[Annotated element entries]
--- Start ---
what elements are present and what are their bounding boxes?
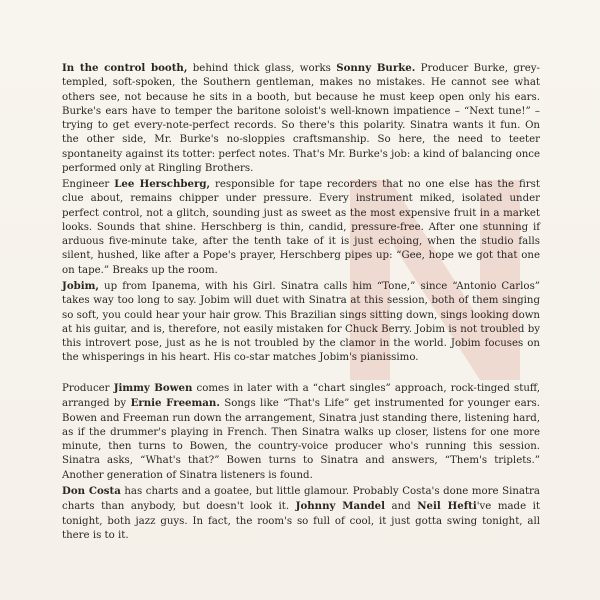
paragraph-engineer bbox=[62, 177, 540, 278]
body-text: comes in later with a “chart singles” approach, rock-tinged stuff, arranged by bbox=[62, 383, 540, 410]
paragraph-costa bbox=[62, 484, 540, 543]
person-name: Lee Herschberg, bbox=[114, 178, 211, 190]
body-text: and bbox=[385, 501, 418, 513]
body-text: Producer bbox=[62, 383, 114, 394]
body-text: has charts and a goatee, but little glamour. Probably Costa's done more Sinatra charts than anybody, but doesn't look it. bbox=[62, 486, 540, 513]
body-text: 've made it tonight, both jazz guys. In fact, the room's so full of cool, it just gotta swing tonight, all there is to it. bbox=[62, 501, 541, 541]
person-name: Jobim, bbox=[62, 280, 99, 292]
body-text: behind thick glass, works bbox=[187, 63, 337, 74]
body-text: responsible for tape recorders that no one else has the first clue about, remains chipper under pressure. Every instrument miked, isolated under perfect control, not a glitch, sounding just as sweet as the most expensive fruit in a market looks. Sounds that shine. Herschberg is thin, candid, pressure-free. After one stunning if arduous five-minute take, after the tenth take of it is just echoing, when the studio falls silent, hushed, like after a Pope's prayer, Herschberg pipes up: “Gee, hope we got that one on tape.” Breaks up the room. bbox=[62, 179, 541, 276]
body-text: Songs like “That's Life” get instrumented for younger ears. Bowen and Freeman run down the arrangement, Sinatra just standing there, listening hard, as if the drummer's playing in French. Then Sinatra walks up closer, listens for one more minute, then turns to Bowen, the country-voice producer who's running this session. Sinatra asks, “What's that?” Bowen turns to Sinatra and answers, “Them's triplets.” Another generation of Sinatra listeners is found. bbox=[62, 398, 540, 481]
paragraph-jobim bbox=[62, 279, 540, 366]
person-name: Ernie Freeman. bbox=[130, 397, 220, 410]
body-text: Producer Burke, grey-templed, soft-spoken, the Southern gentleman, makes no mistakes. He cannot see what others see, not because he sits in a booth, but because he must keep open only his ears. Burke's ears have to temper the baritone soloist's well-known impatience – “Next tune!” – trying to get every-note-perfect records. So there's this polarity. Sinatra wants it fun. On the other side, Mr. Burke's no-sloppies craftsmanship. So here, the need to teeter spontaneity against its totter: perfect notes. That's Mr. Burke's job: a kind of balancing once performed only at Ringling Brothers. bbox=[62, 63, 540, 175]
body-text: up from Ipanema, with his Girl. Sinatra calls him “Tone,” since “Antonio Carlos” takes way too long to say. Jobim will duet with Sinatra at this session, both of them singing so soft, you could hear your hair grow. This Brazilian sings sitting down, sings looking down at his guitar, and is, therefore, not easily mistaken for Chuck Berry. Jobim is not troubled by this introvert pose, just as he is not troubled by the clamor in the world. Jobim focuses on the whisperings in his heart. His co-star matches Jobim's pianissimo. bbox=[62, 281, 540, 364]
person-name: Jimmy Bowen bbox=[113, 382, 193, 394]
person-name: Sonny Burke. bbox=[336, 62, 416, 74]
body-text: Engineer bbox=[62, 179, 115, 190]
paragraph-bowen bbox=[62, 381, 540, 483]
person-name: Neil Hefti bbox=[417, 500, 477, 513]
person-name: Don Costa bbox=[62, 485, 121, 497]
--- End ---
Please repeat all the lines above word for word, leaving the pictures out.

> **EXERCISE RESPONSE**:
what elements are present and what are their bounding boxes?
paragraph-engineer bbox=[62, 177, 540, 278]
body-text: comes in later with a “chart singles” approach, rock-tinged stuff, arranged by bbox=[62, 383, 540, 410]
paragraph-costa bbox=[62, 484, 540, 543]
person-name: Lee Herschberg, bbox=[114, 178, 211, 190]
body-text: and bbox=[385, 501, 418, 513]
body-text: Producer bbox=[62, 383, 114, 394]
body-text: has charts and a goatee, but little glamour. Probably Costa's done more Sinatra charts than anybody, but doesn't look it. bbox=[62, 486, 540, 513]
body-text: 've made it tonight, both jazz guys. In fact, the room's so full of cool, it just gotta swing tonight, all there is to it. bbox=[62, 501, 541, 541]
person-name: Jobim, bbox=[62, 280, 99, 292]
body-text: behind thick glass, works bbox=[187, 63, 337, 74]
body-text: responsible for tape recorders that no one else has the first clue about, remains chipper under pressure. Every instrument miked, isolated under perfect control, not a glitch, sounding just as sweet as the most expensive fruit in a market looks. Sounds that shine. Herschberg is thin, candid, pressure-free. After one stunning if arduous five-minute take, after the tenth take of it is just echoing, when the studio falls silent, hushed, like after a Pope's prayer, Herschberg pipes up: “Gee, hope we got that one on tape.” Breaks up the room. bbox=[62, 179, 541, 276]
body-text: Songs like “That's Life” get instrumented for younger ears. Bowen and Freeman run down the arrangement, Sinatra just standing there, listening hard, as if the drummer's playing in French. Then Sinatra walks up closer, listens for one more minute, then turns to Bowen, the country-voice producer who's running this session. Sinatra asks, “What's that?” Bowen turns to Sinatra and answers, “Them's triplets.” Another generation of Sinatra listeners is found. bbox=[62, 398, 540, 481]
paragraph-jobim bbox=[62, 279, 540, 366]
person-name: Ernie Freeman. bbox=[130, 397, 220, 410]
body-text: Producer Burke, grey-templed, soft-spoken, the Southern gentleman, makes no mistakes. He cannot see what others see, not because he sits in a booth, but because he must keep open only his ears. Burke's ears have to temper the baritone soloist's well-known impatience – “Next tune!” – trying to get every-note-perfect records. So there's this polarity. Sinatra wants it fun. On the other side, Mr. Burke's no-sloppies craftsmanship. So here, the need to teeter spontaneity against its totter: perfect notes. That's Mr. Burke's job: a kind of balancing once performed only at Ringling Brothers. bbox=[62, 63, 540, 175]
body-text: up from Ipanema, with his Girl. Sinatra calls him “Tone,” since “Antonio Carlos” takes way too long to say. Jobim will duet with Sinatra at this session, both of them singing so soft, you could hear your hair grow. This Brazilian sings sitting down, sings looking down at his guitar, and is, therefore, not easily mistaken for Chuck Berry. Jobim is not troubled by this introvert pose, just as he is not troubled by the clamor in the world. Jobim focuses on the whisperings in his heart. His co-star matches Jobim's pianissimo. bbox=[62, 281, 540, 364]
person-name: Jimmy Bowen bbox=[113, 382, 193, 394]
person-name: Sonny Burke. bbox=[336, 62, 416, 74]
body-text: Engineer bbox=[62, 179, 115, 190]
paragraph-bowen bbox=[62, 381, 540, 483]
person-name: Neil Hefti bbox=[417, 500, 477, 513]
person-name: Don Costa bbox=[62, 485, 121, 497]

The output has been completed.